(Exercise brief): Quote each line of the material verbatim, without the pictures.

(Material for this task):
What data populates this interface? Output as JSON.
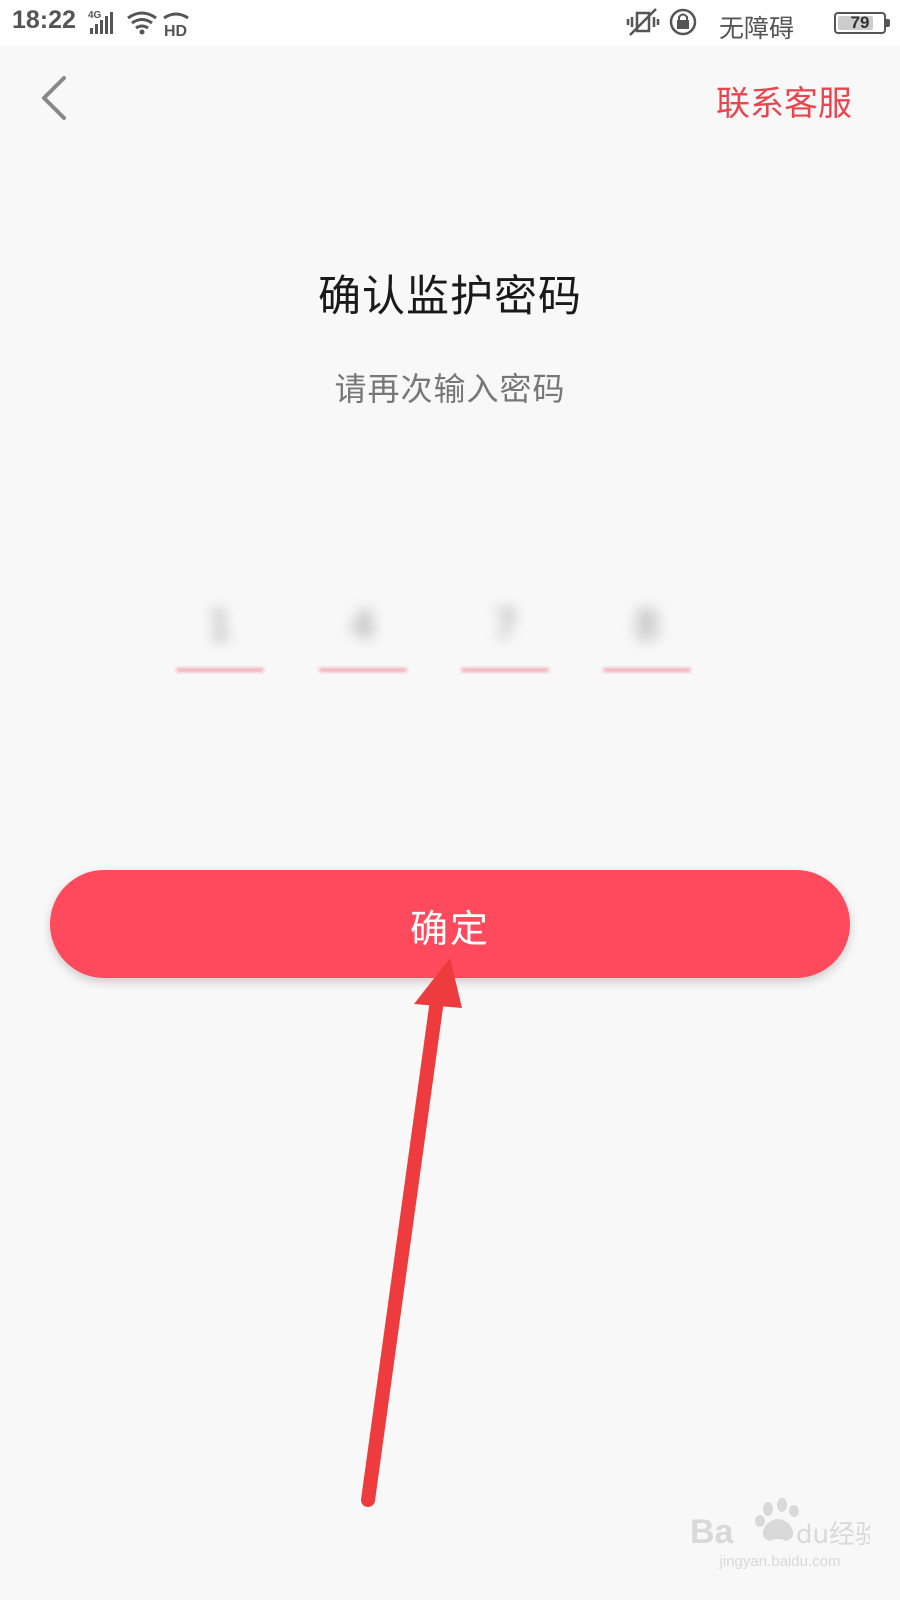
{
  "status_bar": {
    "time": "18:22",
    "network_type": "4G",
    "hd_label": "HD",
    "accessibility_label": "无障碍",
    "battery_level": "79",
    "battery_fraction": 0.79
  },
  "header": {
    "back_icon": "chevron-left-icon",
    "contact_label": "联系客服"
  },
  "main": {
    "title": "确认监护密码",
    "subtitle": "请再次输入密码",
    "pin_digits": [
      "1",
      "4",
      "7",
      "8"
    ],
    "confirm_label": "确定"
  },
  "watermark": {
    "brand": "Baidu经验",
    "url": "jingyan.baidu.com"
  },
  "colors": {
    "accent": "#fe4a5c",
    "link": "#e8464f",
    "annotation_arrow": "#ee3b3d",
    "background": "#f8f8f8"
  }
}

(Exercise output):
What data populates this interface? Output as JSON.
{
  "status_bar": {
    "time": "18:22",
    "network_type": "4G",
    "hd_label": "HD",
    "accessibility_label": "无障碍",
    "battery_level": "79",
    "battery_fraction": 0.79
  },
  "header": {
    "back_icon": "chevron-left-icon",
    "contact_label": "联系客服"
  },
  "main": {
    "title": "确认监护密码",
    "subtitle": "请再次输入密码",
    "pin_digits": [
      "1",
      "4",
      "7",
      "8"
    ],
    "confirm_label": "确定"
  },
  "watermark": {
    "brand": "Baidu经验",
    "url": "jingyan.baidu.com"
  },
  "colors": {
    "accent": "#fe4a5c",
    "link": "#e8464f",
    "annotation_arrow": "#ee3b3d",
    "background": "#f8f8f8"
  }
}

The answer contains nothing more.